• [Given problem] Of the lines in the listing below, how many hold "ticks"? Answer with the number only.

[Some records]
— BEGIN —
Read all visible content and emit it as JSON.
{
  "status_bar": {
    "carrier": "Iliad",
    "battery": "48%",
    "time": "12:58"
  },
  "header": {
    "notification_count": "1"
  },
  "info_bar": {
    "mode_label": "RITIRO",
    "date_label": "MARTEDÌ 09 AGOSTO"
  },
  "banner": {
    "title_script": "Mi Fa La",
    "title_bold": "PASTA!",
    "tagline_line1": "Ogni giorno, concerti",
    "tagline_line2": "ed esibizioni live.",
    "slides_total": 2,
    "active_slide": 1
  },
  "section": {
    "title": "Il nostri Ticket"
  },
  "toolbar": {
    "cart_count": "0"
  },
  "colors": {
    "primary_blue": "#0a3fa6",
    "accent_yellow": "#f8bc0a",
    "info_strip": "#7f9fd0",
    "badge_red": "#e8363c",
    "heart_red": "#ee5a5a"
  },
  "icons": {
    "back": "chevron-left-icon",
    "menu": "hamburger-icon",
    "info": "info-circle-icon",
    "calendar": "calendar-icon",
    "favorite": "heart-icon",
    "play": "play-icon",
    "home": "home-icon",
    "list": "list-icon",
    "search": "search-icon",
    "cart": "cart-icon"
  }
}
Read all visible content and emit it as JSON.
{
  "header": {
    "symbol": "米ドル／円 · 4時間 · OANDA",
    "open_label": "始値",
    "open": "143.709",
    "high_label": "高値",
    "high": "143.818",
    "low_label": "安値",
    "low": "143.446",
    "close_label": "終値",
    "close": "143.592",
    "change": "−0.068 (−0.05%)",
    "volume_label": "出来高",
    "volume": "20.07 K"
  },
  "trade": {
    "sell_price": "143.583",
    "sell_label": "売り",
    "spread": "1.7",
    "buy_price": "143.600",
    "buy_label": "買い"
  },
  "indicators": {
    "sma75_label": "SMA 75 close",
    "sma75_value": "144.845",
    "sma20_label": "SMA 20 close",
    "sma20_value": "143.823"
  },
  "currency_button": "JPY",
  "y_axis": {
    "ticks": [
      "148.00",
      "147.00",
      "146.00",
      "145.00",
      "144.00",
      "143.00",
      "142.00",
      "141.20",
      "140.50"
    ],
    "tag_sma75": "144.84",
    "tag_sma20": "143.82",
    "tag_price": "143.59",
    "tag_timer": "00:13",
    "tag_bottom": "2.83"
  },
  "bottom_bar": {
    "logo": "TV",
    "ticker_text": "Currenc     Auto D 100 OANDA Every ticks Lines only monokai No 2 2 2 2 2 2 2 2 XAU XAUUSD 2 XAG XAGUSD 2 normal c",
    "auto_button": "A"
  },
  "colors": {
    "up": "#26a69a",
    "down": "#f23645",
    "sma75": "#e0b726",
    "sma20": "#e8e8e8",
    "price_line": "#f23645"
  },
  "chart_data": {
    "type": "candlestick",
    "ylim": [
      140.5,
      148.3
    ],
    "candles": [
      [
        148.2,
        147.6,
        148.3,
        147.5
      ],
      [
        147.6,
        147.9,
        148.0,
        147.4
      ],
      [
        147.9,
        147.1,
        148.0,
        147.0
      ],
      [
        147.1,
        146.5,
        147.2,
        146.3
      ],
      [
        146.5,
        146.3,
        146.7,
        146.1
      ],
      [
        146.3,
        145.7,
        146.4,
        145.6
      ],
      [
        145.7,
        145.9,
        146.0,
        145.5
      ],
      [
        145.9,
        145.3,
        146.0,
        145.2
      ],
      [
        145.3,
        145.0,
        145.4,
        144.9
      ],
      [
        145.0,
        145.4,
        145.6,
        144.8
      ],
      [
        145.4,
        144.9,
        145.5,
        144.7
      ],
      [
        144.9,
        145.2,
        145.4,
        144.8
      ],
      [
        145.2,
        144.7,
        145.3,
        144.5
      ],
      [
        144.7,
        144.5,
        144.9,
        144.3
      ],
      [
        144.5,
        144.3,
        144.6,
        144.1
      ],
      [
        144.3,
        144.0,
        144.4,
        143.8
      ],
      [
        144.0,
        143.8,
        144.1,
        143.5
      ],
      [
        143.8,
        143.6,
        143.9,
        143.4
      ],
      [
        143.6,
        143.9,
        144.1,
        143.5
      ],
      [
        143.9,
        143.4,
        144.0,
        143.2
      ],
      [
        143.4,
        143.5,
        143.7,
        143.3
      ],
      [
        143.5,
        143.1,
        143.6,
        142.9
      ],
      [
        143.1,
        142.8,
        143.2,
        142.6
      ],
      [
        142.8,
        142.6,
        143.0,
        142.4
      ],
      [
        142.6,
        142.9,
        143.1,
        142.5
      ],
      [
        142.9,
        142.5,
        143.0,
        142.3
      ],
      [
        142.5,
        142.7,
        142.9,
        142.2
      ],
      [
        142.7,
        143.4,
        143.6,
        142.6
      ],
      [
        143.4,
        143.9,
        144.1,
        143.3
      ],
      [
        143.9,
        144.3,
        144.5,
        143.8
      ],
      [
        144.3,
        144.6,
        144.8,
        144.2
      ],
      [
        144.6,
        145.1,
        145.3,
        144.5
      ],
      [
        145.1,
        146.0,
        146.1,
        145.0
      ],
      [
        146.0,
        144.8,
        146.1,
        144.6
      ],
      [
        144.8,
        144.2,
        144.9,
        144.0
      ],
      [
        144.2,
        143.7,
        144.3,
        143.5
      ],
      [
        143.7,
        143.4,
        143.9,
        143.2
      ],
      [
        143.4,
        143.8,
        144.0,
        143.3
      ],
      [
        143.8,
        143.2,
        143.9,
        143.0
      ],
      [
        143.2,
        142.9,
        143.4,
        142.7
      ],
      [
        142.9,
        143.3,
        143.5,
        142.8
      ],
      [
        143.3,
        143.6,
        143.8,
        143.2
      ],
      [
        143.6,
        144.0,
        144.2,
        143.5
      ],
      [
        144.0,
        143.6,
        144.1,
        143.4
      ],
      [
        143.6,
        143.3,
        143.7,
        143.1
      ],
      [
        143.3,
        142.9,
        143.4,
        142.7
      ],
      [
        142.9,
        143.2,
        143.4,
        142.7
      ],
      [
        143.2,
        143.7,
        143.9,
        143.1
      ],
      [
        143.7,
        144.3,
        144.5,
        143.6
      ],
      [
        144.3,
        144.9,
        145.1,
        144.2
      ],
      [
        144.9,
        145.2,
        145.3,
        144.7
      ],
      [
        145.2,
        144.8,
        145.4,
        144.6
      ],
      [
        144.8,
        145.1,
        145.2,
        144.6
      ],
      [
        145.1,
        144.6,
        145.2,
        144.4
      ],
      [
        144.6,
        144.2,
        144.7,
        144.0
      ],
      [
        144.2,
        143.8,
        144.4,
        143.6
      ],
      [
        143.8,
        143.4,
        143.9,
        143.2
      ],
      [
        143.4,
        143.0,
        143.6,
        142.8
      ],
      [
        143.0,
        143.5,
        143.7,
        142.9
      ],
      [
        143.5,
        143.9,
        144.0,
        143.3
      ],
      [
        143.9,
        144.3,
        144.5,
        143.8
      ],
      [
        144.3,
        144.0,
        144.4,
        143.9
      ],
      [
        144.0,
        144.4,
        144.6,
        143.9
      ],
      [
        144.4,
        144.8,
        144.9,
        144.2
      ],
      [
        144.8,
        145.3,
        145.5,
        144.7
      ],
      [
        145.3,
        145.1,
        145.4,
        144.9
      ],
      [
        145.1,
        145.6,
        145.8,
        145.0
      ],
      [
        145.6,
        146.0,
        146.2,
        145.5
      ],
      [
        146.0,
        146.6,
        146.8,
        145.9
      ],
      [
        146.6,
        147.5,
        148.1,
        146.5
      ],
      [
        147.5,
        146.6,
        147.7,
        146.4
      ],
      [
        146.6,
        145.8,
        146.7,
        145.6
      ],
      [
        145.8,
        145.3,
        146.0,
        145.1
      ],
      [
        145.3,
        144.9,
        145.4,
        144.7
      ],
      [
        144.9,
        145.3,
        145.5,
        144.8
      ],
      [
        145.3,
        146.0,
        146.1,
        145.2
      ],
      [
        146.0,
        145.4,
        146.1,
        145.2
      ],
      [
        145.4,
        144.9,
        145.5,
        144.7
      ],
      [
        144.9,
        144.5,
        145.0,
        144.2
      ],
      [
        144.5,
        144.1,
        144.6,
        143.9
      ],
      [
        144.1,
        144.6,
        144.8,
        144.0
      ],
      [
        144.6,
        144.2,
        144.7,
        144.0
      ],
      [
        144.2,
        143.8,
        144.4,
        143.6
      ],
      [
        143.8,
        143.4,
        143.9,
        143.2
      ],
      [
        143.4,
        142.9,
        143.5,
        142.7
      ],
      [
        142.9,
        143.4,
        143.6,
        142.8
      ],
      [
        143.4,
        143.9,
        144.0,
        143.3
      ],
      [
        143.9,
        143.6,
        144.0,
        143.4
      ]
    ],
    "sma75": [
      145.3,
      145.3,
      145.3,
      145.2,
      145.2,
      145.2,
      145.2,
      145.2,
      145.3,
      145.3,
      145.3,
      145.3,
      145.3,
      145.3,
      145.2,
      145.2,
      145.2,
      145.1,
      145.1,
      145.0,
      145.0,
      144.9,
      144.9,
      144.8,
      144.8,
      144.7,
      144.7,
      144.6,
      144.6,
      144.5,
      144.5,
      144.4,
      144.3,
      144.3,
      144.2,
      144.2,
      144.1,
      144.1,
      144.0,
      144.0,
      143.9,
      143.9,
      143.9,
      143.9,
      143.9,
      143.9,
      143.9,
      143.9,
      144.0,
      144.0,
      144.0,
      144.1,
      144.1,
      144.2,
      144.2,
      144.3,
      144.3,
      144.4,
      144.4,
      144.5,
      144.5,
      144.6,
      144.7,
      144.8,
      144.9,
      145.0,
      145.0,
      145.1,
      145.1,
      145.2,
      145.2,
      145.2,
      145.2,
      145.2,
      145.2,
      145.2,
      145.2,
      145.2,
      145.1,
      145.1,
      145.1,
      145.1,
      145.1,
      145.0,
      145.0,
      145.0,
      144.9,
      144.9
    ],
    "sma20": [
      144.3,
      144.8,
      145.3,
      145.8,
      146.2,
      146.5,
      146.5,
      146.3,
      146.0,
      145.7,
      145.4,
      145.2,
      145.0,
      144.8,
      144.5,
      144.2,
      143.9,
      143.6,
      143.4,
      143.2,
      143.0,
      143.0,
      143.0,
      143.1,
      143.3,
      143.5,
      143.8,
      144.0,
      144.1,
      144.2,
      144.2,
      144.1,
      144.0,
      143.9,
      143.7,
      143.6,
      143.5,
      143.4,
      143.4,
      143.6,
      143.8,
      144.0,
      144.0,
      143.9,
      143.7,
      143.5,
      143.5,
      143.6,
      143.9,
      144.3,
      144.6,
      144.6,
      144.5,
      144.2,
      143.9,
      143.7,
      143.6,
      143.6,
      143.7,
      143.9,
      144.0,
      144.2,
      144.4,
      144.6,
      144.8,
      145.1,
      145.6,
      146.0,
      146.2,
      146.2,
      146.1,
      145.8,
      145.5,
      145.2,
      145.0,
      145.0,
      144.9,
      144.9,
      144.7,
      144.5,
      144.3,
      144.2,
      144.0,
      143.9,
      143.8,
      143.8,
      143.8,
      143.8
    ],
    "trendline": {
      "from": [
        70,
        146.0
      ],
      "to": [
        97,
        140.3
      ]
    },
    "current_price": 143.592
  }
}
— END —
• [Exercise result] 2